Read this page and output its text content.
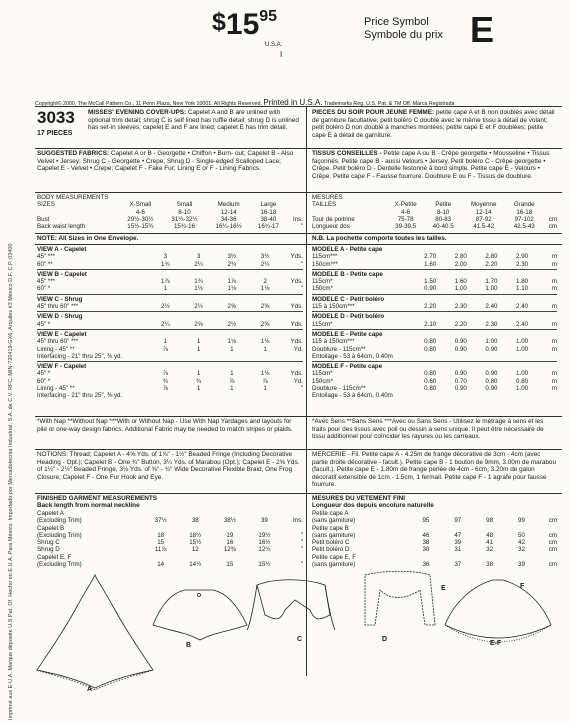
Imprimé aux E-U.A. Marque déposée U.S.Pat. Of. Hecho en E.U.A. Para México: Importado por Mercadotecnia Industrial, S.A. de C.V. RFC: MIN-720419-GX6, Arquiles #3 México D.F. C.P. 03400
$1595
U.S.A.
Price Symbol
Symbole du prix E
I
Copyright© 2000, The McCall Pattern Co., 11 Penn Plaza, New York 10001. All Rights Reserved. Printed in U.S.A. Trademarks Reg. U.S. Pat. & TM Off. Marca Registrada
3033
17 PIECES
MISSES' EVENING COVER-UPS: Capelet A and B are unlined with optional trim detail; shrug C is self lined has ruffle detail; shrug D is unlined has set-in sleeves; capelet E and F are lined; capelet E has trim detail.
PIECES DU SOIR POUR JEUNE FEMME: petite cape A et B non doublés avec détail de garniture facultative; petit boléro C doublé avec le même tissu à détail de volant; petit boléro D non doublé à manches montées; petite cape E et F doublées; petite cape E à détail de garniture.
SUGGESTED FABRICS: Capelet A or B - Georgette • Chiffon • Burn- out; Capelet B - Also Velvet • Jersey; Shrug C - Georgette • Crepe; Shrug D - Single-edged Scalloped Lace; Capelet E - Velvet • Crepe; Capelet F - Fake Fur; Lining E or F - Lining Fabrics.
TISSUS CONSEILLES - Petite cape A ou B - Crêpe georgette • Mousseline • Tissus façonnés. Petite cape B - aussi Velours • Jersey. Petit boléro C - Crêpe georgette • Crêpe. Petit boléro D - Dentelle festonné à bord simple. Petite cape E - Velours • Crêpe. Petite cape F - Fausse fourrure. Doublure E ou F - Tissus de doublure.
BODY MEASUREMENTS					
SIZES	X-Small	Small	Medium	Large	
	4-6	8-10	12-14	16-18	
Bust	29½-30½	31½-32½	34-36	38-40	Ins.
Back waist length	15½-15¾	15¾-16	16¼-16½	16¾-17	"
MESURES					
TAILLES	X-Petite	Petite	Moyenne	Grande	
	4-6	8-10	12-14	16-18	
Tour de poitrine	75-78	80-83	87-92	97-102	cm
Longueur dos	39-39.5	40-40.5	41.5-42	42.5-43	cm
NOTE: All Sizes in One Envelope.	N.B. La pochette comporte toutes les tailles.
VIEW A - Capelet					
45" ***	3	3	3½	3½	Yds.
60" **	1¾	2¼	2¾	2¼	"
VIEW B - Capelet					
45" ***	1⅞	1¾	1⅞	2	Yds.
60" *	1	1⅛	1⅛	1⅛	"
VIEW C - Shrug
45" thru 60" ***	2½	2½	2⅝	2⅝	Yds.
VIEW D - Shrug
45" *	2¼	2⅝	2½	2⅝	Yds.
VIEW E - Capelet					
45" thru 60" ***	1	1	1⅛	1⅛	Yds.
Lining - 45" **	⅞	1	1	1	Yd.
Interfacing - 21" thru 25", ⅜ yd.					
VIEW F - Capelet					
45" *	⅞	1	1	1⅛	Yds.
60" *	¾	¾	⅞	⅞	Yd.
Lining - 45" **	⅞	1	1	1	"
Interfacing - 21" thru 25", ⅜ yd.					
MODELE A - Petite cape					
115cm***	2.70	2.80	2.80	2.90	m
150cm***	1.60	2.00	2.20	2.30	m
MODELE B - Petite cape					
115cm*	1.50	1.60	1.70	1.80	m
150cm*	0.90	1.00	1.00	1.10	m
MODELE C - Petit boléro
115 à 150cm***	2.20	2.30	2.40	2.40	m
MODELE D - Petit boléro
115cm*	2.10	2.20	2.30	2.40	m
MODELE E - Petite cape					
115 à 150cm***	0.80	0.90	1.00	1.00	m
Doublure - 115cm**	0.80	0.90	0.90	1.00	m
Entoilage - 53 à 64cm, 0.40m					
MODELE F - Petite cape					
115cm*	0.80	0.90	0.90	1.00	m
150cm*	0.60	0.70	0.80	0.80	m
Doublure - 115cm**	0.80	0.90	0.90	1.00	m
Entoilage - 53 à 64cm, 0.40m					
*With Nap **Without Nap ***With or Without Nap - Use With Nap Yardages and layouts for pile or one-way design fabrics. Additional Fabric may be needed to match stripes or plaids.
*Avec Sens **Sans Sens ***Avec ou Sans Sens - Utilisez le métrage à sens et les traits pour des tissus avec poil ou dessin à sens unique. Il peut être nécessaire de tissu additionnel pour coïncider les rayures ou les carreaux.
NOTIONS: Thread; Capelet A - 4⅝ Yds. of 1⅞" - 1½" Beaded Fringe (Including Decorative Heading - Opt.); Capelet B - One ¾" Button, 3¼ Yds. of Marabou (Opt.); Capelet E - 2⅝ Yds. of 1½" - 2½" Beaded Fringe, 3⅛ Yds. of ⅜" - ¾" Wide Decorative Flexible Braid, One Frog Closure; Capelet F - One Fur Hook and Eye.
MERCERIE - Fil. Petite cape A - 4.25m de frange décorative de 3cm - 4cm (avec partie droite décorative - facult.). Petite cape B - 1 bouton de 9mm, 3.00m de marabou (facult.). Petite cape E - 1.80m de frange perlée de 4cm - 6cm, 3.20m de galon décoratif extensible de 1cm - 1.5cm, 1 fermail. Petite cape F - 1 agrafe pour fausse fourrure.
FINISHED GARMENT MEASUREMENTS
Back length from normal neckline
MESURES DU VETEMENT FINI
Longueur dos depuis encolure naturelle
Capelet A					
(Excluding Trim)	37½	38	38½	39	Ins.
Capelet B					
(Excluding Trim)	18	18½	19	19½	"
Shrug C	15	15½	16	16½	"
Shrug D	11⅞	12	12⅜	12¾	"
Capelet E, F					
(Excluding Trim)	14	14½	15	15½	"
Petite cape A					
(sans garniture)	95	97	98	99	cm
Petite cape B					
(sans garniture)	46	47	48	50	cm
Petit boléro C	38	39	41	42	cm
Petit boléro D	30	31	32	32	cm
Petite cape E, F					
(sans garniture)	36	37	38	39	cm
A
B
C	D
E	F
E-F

:: WRITTEN REQUEST ::
Return all of the entries word for word, but omit the pictures.

:: SOLUTION TO THIS EXERCISE ::
Read this page and output its text content.
Imprimé aux E-U.A. Marque déposée U.S.Pat. Of. Hecho en E.U.A. Para México: Importado por Mercadotecnia Industrial, S.A. de C.V. RFC: MIN-720419-GX6, Arquiles #3 México D.F. C.P. 03400
$1595
U.S.A.
Price Symbol
Symbole du prix E
I
Copyright© 2000, The McCall Pattern Co., 11 Penn Plaza, New York 10001. All Rights Reserved. Printed in U.S.A. Trademarks Reg. U.S. Pat. & TM Off. Marca Registrada
3033
17 PIECES
MISSES' EVENING COVER-UPS: Capelet A and B are unlined with optional trim detail; shrug C is self lined has ruffle detail; shrug D is unlined has set-in sleeves; capelet E and F are lined; capelet E has trim detail.
PIECES DU SOIR POUR JEUNE FEMME: petite cape A et B non doublés avec détail de garniture facultative; petit boléro C doublé avec le même tissu à détail de volant; petit boléro D non doublé à manches montées; petite cape E et F doublées; petite cape E à détail de garniture.
SUGGESTED FABRICS: Capelet A or B - Georgette • Chiffon • Burn- out; Capelet B - Also Velvet • Jersey; Shrug C - Georgette • Crepe; Shrug D - Single-edged Scalloped Lace; Capelet E - Velvet • Crepe; Capelet F - Fake Fur; Lining E or F - Lining Fabrics.
TISSUS CONSEILLES - Petite cape A ou B - Crêpe georgette • Mousseline • Tissus façonnés. Petite cape B - aussi Velours • Jersey. Petit boléro C - Crêpe georgette • Crêpe. Petit boléro D - Dentelle festonné à bord simple. Petite cape E - Velours • Crêpe. Petite cape F - Fausse fourrure. Doublure E ou F - Tissus de doublure.
BODY MEASUREMENTS					
SIZES	X-Small	Small	Medium	Large	
	4-6	8-10	12-14	16-18	
Bust	29½-30½	31½-32½	34-36	38-40	Ins.
Back waist length	15½-15¾	15¾-16	16¼-16½	16¾-17	"
MESURES					
TAILLES	X-Petite	Petite	Moyenne	Grande	
	4-6	8-10	12-14	16-18	
Tour de poitrine	75-78	80-83	87-92	97-102	cm
Longueur dos	39-39.5	40-40.5	41.5-42	42.5-43	cm
NOTE: All Sizes in One Envelope.	N.B. La pochette comporte toutes les tailles.
VIEW A - Capelet					
45" ***	3	3	3½	3½	Yds.
60" **	1¾	2¼	2¾	2¼	"
VIEW B - Capelet					
45" ***	1⅞	1¾	1⅞	2	Yds.
60" *	1	1⅛	1⅛	1⅛	"
VIEW C - Shrug
45" thru 60" ***	2½	2½	2⅝	2⅝	Yds.
VIEW D - Shrug
45" *	2¼	2⅝	2½	2⅝	Yds.
VIEW E - Capelet					
45" thru 60" ***	1	1	1⅛	1⅛	Yds.
Lining - 45" **	⅞	1	1	1	Yd.
Interfacing - 21" thru 25", ⅜ yd.					
VIEW F - Capelet					
45" *	⅞	1	1	1⅛	Yds.
60" *	¾	¾	⅞	⅞	Yd.
Lining - 45" **	⅞	1	1	1	"
Interfacing - 21" thru 25", ⅜ yd.					
MODELE A - Petite cape					
115cm***	2.70	2.80	2.80	2.90	m
150cm***	1.60	2.00	2.20	2.30	m
MODELE B - Petite cape					
115cm*	1.50	1.60	1.70	1.80	m
150cm*	0.90	1.00	1.00	1.10	m
MODELE C - Petit boléro
115 à 150cm***	2.20	2.30	2.40	2.40	m
MODELE D - Petit boléro
115cm*	2.10	2.20	2.30	2.40	m
MODELE E - Petite cape					
115 à 150cm***	0.80	0.90	1.00	1.00	m
Doublure - 115cm**	0.80	0.90	0.90	1.00	m
Entoilage - 53 à 64cm, 0.40m					
MODELE F - Petite cape					
115cm*	0.80	0.90	0.90	1.00	m
150cm*	0.60	0.70	0.80	0.80	m
Doublure - 115cm**	0.80	0.90	0.90	1.00	m
Entoilage - 53 à 64cm, 0.40m					
*With Nap **Without Nap ***With or Without Nap - Use With Nap Yardages and layouts for pile or one-way design fabrics. Additional Fabric may be needed to match stripes or plaids.
*Avec Sens **Sans Sens ***Avec ou Sans Sens - Utilisez le métrage à sens et les traits pour des tissus avec poil ou dessin à sens unique. Il peut être nécessaire de tissu additionnel pour coïncider les rayures ou les carreaux.
NOTIONS: Thread; Capelet A - 4⅝ Yds. of 1⅞" - 1½" Beaded Fringe (Including Decorative Heading - Opt.); Capelet B - One ¾" Button, 3¼ Yds. of Marabou (Opt.); Capelet E - 2⅝ Yds. of 1½" - 2½" Beaded Fringe, 3⅛ Yds. of ⅜" - ¾" Wide Decorative Flexible Braid, One Frog Closure; Capelet F - One Fur Hook and Eye.
MERCERIE - Fil. Petite cape A - 4.25m de frange décorative de 3cm - 4cm (avec partie droite décorative - facult.). Petite cape B - 1 bouton de 9mm, 3.00m de marabou (facult.). Petite cape E - 1.80m de frange perlée de 4cm - 6cm, 3.20m de galon décoratif extensible de 1cm - 1.5cm, 1 fermail. Petite cape F - 1 agrafe pour fausse fourrure.
FINISHED GARMENT MEASUREMENTS
Back length from normal neckline
MESURES DU VETEMENT FINI
Longueur dos depuis encolure naturelle
Capelet A					
(Excluding Trim)	37½	38	38½	39	Ins.
Capelet B					
(Excluding Trim)	18	18½	19	19½	"
Shrug C	15	15½	16	16½	"
Shrug D	11⅞	12	12⅜	12¾	"
Capelet E, F					
(Excluding Trim)	14	14½	15	15½	"
Petite cape A					
(sans garniture)	95	97	98	99	cm
Petite cape B					
(sans garniture)	46	47	48	50	cm
Petit boléro C	38	39	41	42	cm
Petit boléro D	30	31	32	32	cm
Petite cape E, F					
(sans garniture)	36	37	38	39	cm
A
B
C	D
E	F
E-F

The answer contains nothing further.